» **GOAL OF THE EXERCISE**: Copy every one of the rows below word for word, and leave the pictures out of your answer.

━━━ INPUT ━━━

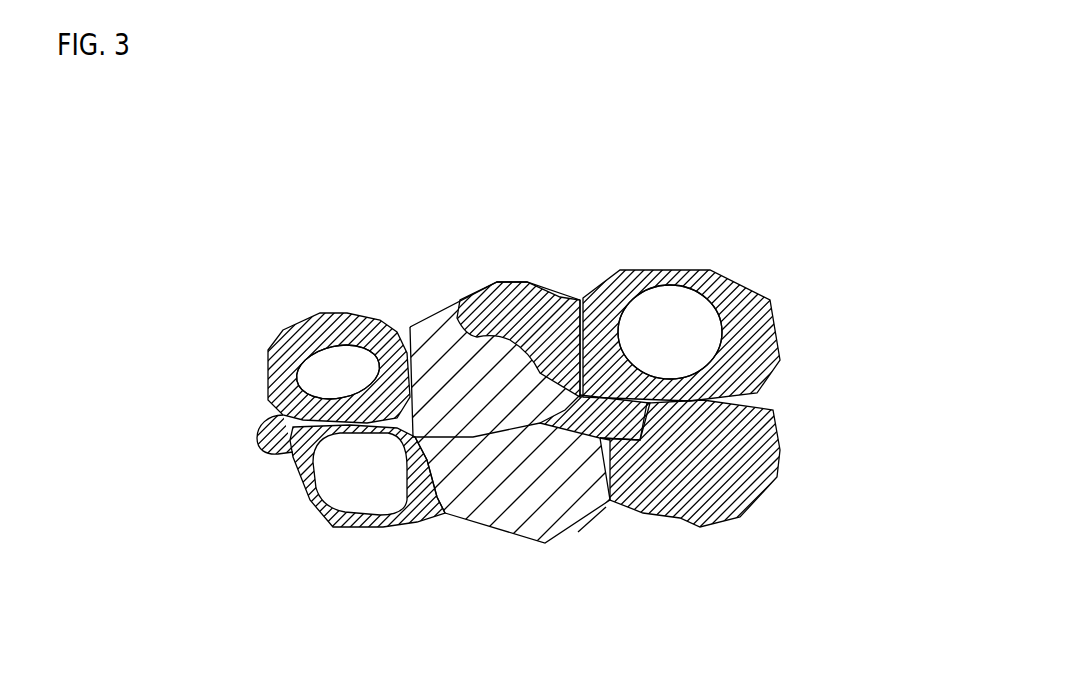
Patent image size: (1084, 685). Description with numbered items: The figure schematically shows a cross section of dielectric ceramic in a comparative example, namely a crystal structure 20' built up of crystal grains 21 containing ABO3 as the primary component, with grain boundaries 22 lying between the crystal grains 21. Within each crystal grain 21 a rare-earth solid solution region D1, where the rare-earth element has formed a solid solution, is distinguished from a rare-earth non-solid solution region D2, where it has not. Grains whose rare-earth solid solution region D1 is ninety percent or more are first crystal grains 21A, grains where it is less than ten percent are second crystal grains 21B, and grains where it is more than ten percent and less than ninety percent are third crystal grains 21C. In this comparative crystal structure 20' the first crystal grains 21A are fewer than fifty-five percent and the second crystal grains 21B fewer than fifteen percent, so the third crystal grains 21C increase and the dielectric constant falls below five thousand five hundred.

The crystal structure 20' is at (542, 336).
The crystal grains 21 is at (880, 365).
The first crystal grain 21A is at (783, 440).
The second crystal grain 21B is at (596, 523).
The third crystal grain 21C is at (783, 364).
The grain boundary 22 is at (443, 495).
The rare-earth solid solution region D1 is at (601, 308).
The rare-earth non-solid solution region D2 is at (338, 358).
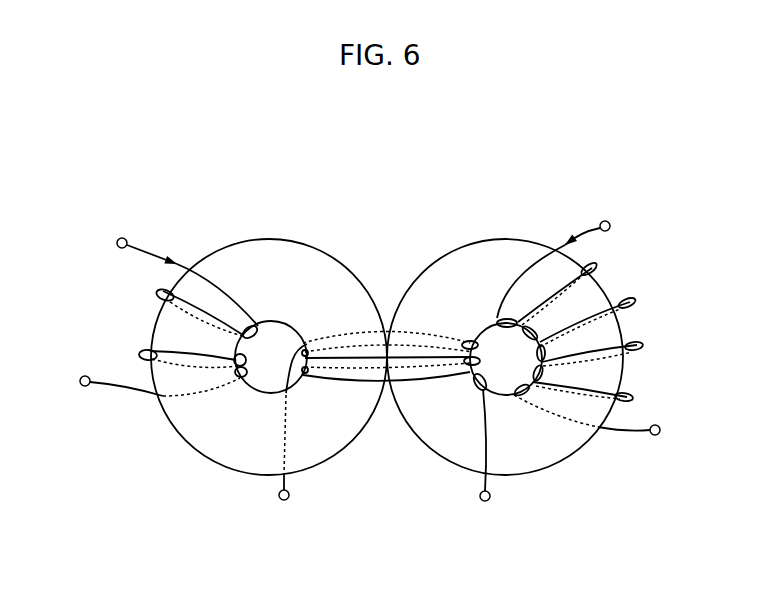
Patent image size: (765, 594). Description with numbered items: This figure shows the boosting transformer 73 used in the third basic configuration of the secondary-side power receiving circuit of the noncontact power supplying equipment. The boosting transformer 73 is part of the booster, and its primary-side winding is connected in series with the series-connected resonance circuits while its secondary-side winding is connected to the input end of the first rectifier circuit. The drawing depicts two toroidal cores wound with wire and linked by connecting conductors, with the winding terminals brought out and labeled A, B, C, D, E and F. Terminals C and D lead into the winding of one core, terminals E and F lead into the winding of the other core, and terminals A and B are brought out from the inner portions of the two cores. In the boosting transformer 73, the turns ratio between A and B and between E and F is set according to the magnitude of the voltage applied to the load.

The boosting transformer 73 is at (381, 236).
The winding terminal A is at (283, 466).
The winding terminal B is at (487, 463).
The winding terminal C is at (144, 232).
The winding terminal D is at (109, 370).
The winding terminal E is at (602, 224).
The winding terminal F is at (637, 442).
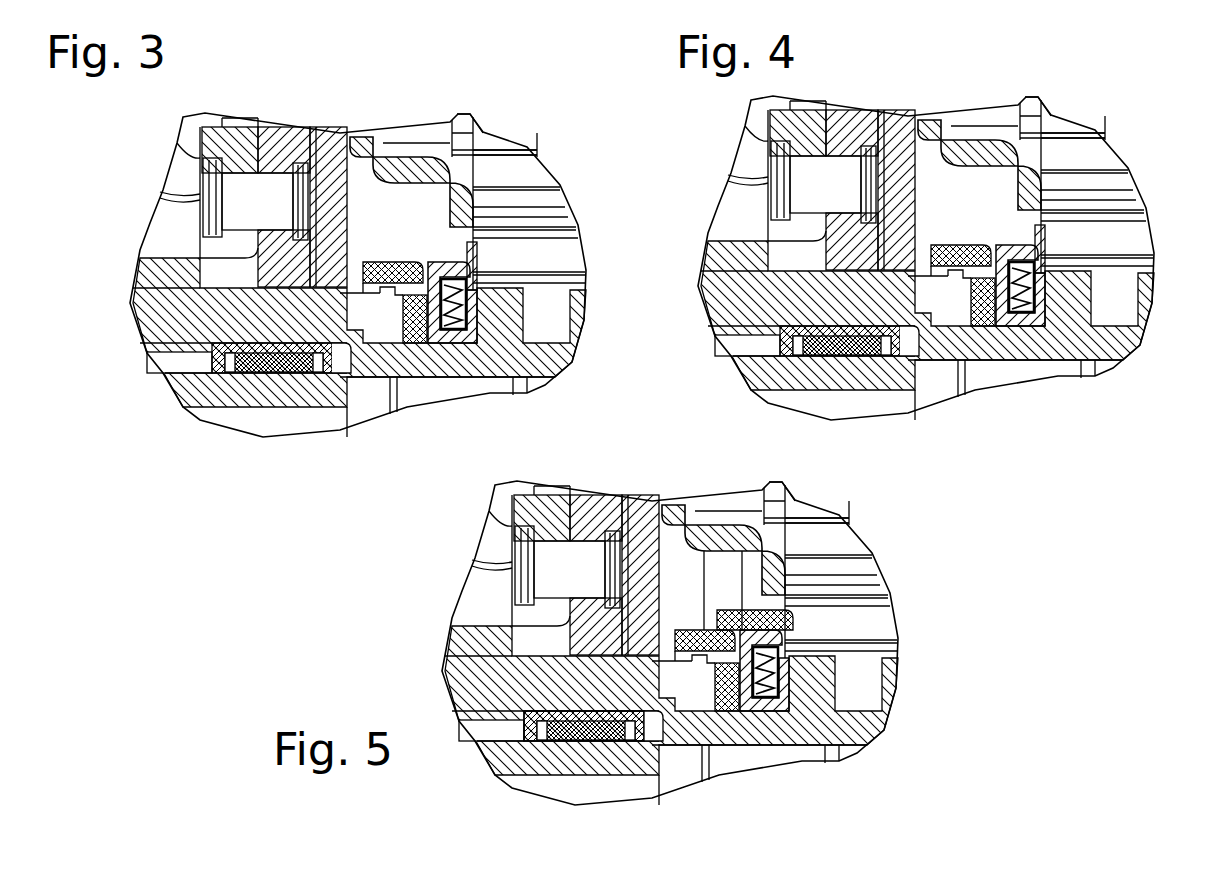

━━━

» **FULL RESPONSE**:
Patent image size: (1084, 685). Description with numbered items: The figure schematically shows a cross section of dielectric ceramic in a comparative example, namely a crystal structure 20' built up of crystal grains 21 containing ABO3 as the primary component, with grain boundaries 22 lying between the crystal grains 21. Within each crystal grain 21 a rare-earth solid solution region D1, where the rare-earth element has formed a solid solution, is distinguished from a rare-earth non-solid solution region D2, where it has not. Grains whose rare-earth solid solution region D1 is ninety percent or more are first crystal grains 21A, grains where it is less than ten percent are second crystal grains 21B, and grains where it is more than ten percent and less than ninety percent are third crystal grains 21C. In this comparative crystal structure 20' the first crystal grains 21A are fewer than fifty-five percent and the second crystal grains 21B fewer than fifteen percent, so the third crystal grains 21C increase and the dielectric constant falls below five thousand five hundred.

The crystal structure 20' is at (542, 336).
The crystal grains 21 is at (880, 365).
The first crystal grain 21A is at (783, 440).
The second crystal grain 21B is at (596, 523).
The third crystal grain 21C is at (783, 364).
The grain boundary 22 is at (443, 495).
The rare-earth solid solution region D1 is at (601, 308).
The rare-earth non-solid solution region D2 is at (338, 358).
Patent image size: (765, 594). Description with numbered items: This figure shows the boosting transformer 73 used in the third basic configuration of the secondary-side power receiving circuit of the noncontact power supplying equipment. The boosting transformer 73 is part of the booster, and its primary-side winding is connected in series with the series-connected resonance circuits while its secondary-side winding is connected to the input end of the first rectifier circuit. The drawing depicts two toroidal cores wound with wire and linked by connecting conductors, with the winding terminals brought out and labeled A, B, C, D, E and F. Terminals C and D lead into the winding of one core, terminals E and F lead into the winding of the other core, and terminals A and B are brought out from the inner portions of the two cores. In the boosting transformer 73, the turns ratio between A and B and between E and F is set according to the magnitude of the voltage applied to the load.

The boosting transformer 73 is at (381, 236).
The winding terminal A is at (283, 466).
The winding terminal B is at (487, 463).
The winding terminal C is at (144, 232).
The winding terminal D is at (109, 370).
The winding terminal E is at (602, 224).
The winding terminal F is at (637, 442).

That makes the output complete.